Dataset entries for page text
= = = = = = =
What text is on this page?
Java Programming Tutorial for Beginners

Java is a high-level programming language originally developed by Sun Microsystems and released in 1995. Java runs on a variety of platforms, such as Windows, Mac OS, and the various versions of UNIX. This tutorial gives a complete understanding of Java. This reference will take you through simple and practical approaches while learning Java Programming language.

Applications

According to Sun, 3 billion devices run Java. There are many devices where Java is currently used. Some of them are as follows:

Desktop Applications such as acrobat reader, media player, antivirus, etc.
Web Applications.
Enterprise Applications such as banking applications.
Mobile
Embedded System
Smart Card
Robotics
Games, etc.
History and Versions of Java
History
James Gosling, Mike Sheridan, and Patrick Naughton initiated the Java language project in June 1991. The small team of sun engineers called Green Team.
= = = = = = =
* Problem *
Go through the entries above and copy each line holding the string "Applications".

* Exercise response *
Applications
Desktop Applications such as acrobat reader, media player, antivirus, etc.
Web Applications.
Enterprise Applications such as banking applications.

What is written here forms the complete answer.